▶ [SET OF TASKS]
• a. In the move-in account, why were the masks helpful during the hug in the lobby of Craige?
• b. Can you carry the move-in account forward from its final line?

▶ [TEXT TO READ]
— begin —
I prayed for strength.  I hoped her mother’s spirit would come out – strength, grit, and courage to fly.  I couldn’t be with her, but Lisa could.

It worked! 

We unloaded, hauled, unpacked and “decorated” like champs.  It was fun!  We enjoyed the time and her roommate’s family.  After lunch we walked back to the dorm.  We hugged in the lobby of Craige.  We both welled up, our masks helpful in hiding our fears – then, Stephanie and I exited quickly.  My middle kid put her hand on my back as we walked down the cement walkway to the parking deck.  We didn’t talk, but she knew. 

I held the emotion until I got back to my car.   It wasn’t pretty.  

 It’s been a transition for me and a transition for her.  But surprising to us both, all is calm.

Next we launch Julie’s two:  Virginia and Scotland.  In September, we rest.
— end —
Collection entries
— begin —
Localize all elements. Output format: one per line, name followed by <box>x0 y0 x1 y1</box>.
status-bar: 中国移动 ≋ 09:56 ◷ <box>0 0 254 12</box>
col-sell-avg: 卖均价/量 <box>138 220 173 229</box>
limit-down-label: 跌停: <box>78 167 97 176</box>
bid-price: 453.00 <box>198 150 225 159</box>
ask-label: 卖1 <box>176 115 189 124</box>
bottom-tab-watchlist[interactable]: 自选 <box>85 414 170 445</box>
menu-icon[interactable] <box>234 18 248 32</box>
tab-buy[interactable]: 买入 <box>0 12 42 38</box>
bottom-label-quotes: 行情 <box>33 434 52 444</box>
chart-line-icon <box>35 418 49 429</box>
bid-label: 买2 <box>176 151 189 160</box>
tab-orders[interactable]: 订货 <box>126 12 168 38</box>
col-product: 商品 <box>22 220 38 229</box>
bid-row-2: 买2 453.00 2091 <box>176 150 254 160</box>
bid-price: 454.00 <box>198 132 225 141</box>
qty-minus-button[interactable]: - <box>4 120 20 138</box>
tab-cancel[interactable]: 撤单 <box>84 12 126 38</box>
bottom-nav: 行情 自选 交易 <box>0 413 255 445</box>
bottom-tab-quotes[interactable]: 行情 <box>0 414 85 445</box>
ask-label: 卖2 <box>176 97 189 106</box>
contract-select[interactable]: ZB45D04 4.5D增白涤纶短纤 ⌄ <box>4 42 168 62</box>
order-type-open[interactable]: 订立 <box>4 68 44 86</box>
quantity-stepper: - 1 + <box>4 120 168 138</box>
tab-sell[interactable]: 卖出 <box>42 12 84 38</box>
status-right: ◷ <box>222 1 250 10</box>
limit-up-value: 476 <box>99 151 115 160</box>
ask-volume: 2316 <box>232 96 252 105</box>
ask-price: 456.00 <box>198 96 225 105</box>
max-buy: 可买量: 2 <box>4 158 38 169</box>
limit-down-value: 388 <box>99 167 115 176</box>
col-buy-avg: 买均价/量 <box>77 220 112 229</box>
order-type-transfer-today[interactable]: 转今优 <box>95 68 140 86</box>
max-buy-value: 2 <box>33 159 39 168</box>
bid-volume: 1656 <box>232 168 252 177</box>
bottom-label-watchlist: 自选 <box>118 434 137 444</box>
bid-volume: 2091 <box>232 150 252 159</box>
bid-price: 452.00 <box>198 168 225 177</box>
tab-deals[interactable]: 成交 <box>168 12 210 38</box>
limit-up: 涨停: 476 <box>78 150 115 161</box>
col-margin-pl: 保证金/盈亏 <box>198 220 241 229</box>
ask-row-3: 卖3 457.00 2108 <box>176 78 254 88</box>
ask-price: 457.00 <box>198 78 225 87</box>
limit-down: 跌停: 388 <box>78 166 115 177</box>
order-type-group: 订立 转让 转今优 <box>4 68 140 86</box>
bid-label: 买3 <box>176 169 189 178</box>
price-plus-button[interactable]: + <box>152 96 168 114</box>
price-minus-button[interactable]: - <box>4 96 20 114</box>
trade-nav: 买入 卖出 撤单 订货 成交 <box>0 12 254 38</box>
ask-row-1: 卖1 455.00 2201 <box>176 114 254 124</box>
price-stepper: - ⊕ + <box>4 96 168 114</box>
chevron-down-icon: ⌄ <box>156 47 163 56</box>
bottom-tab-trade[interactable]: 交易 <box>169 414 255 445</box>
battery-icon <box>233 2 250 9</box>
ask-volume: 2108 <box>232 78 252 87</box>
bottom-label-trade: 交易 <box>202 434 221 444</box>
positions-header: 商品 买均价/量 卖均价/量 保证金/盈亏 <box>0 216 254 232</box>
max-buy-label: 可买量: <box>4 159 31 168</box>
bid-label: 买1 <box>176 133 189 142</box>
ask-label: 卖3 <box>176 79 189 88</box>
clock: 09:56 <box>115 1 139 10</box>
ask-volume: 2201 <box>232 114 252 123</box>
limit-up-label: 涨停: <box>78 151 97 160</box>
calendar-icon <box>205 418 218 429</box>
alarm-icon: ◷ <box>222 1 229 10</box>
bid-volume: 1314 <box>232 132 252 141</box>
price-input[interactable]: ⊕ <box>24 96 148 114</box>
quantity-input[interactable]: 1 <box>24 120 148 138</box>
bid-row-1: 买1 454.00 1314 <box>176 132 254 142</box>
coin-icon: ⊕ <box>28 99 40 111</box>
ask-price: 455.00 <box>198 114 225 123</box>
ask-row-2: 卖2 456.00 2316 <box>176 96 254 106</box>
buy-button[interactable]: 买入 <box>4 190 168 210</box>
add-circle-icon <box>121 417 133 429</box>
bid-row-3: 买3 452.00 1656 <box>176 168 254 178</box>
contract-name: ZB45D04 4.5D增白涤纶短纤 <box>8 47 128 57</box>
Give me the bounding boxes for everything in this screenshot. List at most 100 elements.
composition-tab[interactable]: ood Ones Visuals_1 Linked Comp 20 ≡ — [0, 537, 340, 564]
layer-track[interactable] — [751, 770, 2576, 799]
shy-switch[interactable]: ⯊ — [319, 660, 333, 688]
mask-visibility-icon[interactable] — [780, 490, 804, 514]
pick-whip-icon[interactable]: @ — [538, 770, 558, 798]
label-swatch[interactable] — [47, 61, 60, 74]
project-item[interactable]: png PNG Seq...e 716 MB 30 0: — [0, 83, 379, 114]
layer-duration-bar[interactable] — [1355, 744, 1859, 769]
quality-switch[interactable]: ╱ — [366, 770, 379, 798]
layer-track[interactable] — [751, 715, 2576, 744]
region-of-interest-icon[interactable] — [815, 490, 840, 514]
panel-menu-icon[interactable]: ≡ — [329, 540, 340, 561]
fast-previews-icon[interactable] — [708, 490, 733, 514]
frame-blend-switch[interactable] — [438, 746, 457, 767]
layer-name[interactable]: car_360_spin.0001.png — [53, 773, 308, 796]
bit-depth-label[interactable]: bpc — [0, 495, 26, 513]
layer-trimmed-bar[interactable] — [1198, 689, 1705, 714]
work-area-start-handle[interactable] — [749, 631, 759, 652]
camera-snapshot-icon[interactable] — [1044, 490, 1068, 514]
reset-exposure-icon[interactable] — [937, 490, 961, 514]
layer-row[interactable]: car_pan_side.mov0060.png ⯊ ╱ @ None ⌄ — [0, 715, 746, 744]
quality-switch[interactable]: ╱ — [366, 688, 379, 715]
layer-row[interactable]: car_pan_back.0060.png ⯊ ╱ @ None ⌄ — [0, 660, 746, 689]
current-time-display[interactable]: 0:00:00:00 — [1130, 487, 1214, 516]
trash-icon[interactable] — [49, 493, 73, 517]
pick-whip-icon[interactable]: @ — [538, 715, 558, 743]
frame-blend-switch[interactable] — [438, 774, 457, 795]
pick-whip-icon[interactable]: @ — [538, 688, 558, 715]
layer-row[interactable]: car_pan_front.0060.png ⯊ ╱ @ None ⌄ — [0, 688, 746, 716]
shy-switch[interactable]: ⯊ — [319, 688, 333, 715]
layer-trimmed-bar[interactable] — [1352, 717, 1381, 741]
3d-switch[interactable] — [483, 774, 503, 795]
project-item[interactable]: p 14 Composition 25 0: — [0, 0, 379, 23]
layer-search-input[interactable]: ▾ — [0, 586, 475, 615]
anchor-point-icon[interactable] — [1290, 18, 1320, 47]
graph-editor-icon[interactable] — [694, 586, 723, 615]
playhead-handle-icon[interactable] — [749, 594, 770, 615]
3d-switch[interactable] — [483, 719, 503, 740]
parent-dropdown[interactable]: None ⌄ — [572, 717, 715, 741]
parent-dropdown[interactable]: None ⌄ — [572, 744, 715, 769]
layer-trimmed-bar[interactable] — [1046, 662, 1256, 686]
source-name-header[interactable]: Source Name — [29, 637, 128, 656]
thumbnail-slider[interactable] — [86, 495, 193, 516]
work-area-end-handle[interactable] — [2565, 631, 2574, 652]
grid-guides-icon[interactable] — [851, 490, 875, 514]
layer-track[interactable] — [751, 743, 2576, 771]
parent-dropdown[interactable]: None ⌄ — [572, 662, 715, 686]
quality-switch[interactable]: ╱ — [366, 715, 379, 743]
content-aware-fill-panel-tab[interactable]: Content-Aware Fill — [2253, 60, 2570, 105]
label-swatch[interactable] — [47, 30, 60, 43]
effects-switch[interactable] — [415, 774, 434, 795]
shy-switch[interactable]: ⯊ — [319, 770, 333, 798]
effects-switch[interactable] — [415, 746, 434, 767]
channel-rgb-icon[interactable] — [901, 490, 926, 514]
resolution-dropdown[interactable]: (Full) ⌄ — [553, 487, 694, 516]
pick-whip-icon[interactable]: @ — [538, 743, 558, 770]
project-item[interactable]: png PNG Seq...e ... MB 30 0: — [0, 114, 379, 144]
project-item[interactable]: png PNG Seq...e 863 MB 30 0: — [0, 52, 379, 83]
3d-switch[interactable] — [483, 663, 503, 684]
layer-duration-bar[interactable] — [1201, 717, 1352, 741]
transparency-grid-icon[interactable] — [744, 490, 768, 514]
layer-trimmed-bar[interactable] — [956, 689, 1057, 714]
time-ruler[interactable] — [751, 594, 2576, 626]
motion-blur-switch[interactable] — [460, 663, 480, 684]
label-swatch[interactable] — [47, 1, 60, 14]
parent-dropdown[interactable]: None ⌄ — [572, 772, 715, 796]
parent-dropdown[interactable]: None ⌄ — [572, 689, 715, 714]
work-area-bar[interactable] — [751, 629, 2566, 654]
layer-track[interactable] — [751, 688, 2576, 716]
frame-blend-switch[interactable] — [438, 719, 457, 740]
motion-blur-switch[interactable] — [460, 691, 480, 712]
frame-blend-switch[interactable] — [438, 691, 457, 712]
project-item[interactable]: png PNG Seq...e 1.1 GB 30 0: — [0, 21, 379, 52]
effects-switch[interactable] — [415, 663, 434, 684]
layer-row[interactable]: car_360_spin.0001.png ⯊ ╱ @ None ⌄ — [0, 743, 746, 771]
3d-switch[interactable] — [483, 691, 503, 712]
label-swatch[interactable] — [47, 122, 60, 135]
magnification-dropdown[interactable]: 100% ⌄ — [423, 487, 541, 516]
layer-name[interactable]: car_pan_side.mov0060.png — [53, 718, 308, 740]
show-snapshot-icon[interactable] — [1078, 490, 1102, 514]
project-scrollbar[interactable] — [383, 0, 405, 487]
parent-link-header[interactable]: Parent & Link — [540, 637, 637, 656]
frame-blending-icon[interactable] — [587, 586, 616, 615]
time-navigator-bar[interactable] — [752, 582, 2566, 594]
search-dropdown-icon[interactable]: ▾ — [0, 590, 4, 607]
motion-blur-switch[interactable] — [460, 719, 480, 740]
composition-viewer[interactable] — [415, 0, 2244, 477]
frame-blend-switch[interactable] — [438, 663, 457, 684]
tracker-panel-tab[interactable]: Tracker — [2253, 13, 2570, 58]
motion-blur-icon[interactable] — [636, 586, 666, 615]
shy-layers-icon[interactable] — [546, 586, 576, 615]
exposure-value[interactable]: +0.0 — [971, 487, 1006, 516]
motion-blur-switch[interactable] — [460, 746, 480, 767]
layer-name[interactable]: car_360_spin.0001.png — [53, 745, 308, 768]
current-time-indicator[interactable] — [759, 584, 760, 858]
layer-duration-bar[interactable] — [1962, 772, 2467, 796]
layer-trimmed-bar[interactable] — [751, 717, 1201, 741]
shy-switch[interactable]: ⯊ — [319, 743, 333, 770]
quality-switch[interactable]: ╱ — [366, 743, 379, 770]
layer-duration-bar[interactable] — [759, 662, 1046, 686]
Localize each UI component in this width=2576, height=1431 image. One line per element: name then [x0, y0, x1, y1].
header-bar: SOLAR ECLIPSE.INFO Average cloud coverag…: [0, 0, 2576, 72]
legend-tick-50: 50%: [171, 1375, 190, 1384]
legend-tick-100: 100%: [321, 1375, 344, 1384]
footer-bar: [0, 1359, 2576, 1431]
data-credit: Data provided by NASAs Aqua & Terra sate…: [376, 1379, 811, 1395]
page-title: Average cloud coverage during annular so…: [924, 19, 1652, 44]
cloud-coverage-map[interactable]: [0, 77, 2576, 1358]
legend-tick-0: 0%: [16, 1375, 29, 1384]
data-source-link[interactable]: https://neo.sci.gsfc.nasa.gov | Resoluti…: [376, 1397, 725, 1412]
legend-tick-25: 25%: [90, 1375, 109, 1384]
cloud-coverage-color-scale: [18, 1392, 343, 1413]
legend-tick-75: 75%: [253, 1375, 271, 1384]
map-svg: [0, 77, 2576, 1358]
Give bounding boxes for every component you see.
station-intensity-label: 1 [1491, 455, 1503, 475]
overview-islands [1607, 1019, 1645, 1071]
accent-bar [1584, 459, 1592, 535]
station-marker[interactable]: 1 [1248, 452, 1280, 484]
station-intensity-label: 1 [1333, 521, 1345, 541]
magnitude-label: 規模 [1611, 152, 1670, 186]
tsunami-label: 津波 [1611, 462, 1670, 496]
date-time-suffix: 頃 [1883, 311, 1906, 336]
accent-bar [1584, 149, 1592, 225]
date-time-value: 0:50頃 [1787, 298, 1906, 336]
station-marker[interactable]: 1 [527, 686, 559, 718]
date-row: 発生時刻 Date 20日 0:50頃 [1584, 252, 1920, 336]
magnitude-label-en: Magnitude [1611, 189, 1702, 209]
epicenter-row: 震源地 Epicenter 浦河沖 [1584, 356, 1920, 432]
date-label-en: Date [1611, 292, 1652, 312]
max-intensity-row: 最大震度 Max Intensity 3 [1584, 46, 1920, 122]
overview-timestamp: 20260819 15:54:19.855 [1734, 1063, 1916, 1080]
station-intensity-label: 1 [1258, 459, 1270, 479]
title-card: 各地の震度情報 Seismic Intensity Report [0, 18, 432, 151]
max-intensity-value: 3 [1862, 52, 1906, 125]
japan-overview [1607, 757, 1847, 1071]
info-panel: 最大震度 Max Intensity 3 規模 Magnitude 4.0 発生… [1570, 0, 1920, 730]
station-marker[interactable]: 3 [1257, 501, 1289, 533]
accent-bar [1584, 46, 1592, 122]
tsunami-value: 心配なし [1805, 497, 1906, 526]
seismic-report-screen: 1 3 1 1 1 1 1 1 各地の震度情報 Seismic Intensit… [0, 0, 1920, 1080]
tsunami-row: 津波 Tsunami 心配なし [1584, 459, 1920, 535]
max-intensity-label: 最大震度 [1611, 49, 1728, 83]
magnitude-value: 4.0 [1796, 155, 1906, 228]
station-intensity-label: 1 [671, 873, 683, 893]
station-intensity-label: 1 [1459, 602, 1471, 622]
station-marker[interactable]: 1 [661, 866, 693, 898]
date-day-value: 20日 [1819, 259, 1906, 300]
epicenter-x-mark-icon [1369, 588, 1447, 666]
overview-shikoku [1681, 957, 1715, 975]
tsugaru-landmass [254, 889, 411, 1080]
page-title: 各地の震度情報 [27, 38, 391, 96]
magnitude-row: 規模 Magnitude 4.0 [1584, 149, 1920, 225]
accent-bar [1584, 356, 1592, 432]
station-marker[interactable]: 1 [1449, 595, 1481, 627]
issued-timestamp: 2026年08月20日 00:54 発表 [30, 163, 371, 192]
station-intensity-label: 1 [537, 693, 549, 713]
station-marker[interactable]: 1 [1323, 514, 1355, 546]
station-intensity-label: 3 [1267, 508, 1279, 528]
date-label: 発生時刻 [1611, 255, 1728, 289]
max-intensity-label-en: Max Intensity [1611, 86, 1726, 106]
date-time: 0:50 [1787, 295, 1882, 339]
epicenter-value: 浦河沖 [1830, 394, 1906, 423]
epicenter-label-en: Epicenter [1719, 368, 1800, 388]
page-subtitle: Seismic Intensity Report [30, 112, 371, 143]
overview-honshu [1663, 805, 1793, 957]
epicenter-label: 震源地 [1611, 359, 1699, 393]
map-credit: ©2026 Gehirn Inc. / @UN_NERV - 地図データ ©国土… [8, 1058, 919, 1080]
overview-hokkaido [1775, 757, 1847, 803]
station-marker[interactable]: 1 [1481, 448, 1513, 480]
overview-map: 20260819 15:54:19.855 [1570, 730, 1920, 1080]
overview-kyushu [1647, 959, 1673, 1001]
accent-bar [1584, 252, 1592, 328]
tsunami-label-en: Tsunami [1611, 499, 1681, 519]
— end —
▶ [SOLVED TASKS]
• a. Both of them welled up, and the masks helped hide their fears.

• b.
18 More Nights

My youngest one, Michelle, the one who is headed to college in approximately 18 nights including this one which is about over, and I ate dinner at the Players Retreat tonight over by NC State.  The PR is an old Raleigh haunt – I went there in college.  Great food.  Good service.  Sort of a know you by your name hangout.  The atmosphere makes the summer flies bearable. 

We had a great dinner with an appropriately attentive waitress.  Our conversation ranged from spring rods and curtains for the college dorm “closet” to recanting old day camp cheers that she might be able to recycle tomorrow at work as a youth counselor at the downtown YMCA.

When we got home, I plunked out the melody of a few tunes, and she casually sang along.  She has a beautiful voice.  At one point, I moved to the den to pay the VISA bill, and she practiced a song we’re trying to convince her to sing at our wedding later this year.  I held it together when she walked through the room, but had she checked the credit card statement, it would have been damp.  I sure am going to miss that voice in the house.

I’m not sure which of us has the most angst about her going away, the kid who is headed to UNC or the parent who is watching her grow up.

It seems so surreal.  Poof.  All three of them are grown.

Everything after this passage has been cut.